[RAW RECORDS start]

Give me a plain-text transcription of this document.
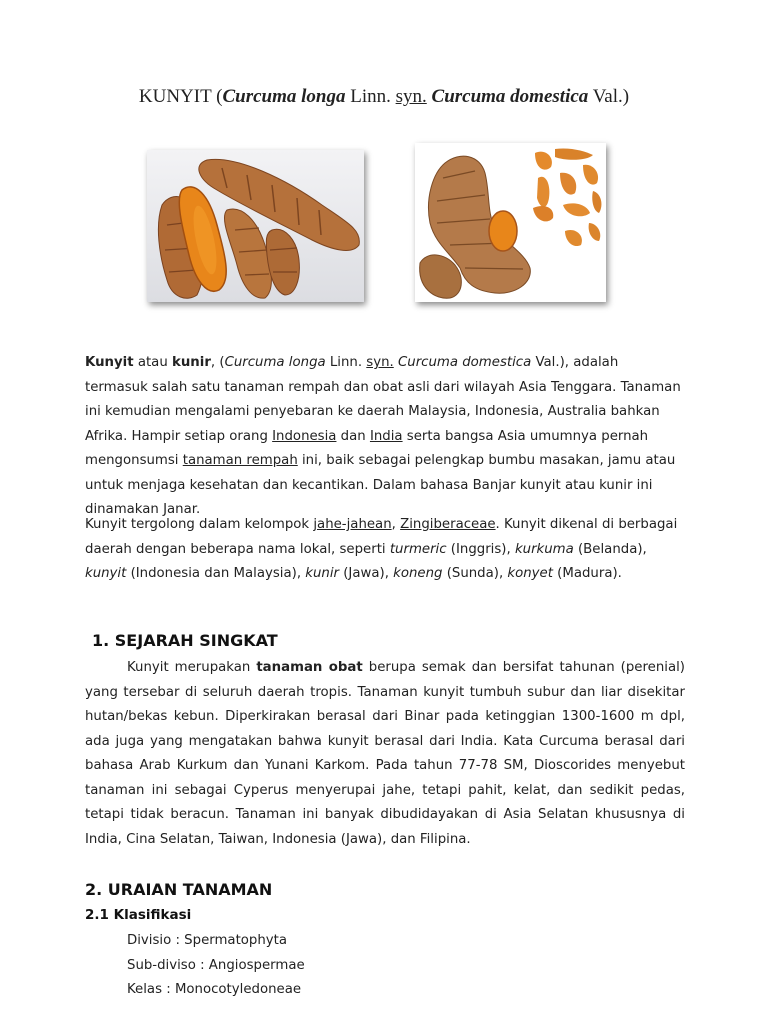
KUNYIT (Curcuma longa Linn. syn. Curcuma domestica Val.)
Kunyit atau kunir, (Curcuma longa Linn. syn. Curcuma domestica Val.), adalah termasuk salah satu tanaman rempah dan obat asli dari wilayah Asia Tenggara. Tanaman ini kemudian mengalami penyebaran ke daerah Malaysia, Indonesia, Australia bahkan Afrika. Hampir setiap orang Indonesia dan India serta bangsa Asia umumnya pernah mengonsumsi tanaman rempah ini, baik sebagai pelengkap bumbu masakan, jamu atau untuk menjaga kesehatan dan kecantikan. Dalam bahasa Banjar kunyit atau kunir ini dinamakan Janar.
Kunyit tergolong dalam kelompok jahe-jahean, Zingiberaceae. Kunyit dikenal di berbagai daerah dengan beberapa nama lokal, seperti turmeric (Inggris), kurkuma (Belanda), kunyit (Indonesia dan Malaysia), kunir (Jawa), koneng (Sunda), konyet (Madura).
1. SEJARAH SINGKAT
Kunyit merupakan tanaman obat berupa semak dan bersifat tahunan (perenial) yang tersebar di seluruh daerah tropis. Tanaman kunyit tumbuh subur dan liar disekitar hutan/bekas kebun. Diperkirakan berasal dari Binar pada ketinggian 1300-1600 m dpl, ada juga yang mengatakan bahwa kunyit berasal dari India. Kata Curcuma berasal dari bahasa Arab Kurkum dan Yunani Karkom. Pada tahun 77-78 SM, Dioscorides menyebut tanaman ini sebagai Cyperus menyerupai jahe, tetapi pahit, kelat, dan sedikit pedas, tetapi tidak beracun. Tanaman ini banyak dibudidayakan di Asia Selatan khususnya di India, Cina Selatan, Taiwan, Indonesia (Jawa), dan Filipina.
2. URAIAN TANAMAN
2.1 Klasifikasi
Divisio : Spermatophyta
Sub-diviso : Angiospermae
Kelas : Monocotyledoneae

[RAW RECORDS end]

_TO BE DONE:_ Can the entries above be repeated exactly, without their pictures?

_ANSWER:_
Give me a plain-text transcription of this document.
KUNYIT (Curcuma longa Linn. syn. Curcuma domestica Val.)
Kunyit atau kunir, (Curcuma longa Linn. syn. Curcuma domestica Val.), adalah termasuk salah satu tanaman rempah dan obat asli dari wilayah Asia Tenggara. Tanaman ini kemudian mengalami penyebaran ke daerah Malaysia, Indonesia, Australia bahkan Afrika. Hampir setiap orang Indonesia dan India serta bangsa Asia umumnya pernah mengonsumsi tanaman rempah ini, baik sebagai pelengkap bumbu masakan, jamu atau untuk menjaga kesehatan dan kecantikan. Dalam bahasa Banjar kunyit atau kunir ini dinamakan Janar.
Kunyit tergolong dalam kelompok jahe-jahean, Zingiberaceae. Kunyit dikenal di berbagai daerah dengan beberapa nama lokal, seperti turmeric (Inggris), kurkuma (Belanda), kunyit (Indonesia dan Malaysia), kunir (Jawa), koneng (Sunda), konyet (Madura).
1. SEJARAH SINGKAT
Kunyit merupakan tanaman obat berupa semak dan bersifat tahunan (perenial) yang tersebar di seluruh daerah tropis. Tanaman kunyit tumbuh subur dan liar disekitar hutan/bekas kebun. Diperkirakan berasal dari Binar pada ketinggian 1300-1600 m dpl, ada juga yang mengatakan bahwa kunyit berasal dari India. Kata Curcuma berasal dari bahasa Arab Kurkum dan Yunani Karkom. Pada tahun 77-78 SM, Dioscorides menyebut tanaman ini sebagai Cyperus menyerupai jahe, tetapi pahit, kelat, dan sedikit pedas, tetapi tidak beracun. Tanaman ini banyak dibudidayakan di Asia Selatan khususnya di India, Cina Selatan, Taiwan, Indonesia (Jawa), dan Filipina.
2. URAIAN TANAMAN
2.1 Klasifikasi
Divisio : Spermatophyta
Sub-diviso : Angiospermae
Kelas : Monocotyledoneae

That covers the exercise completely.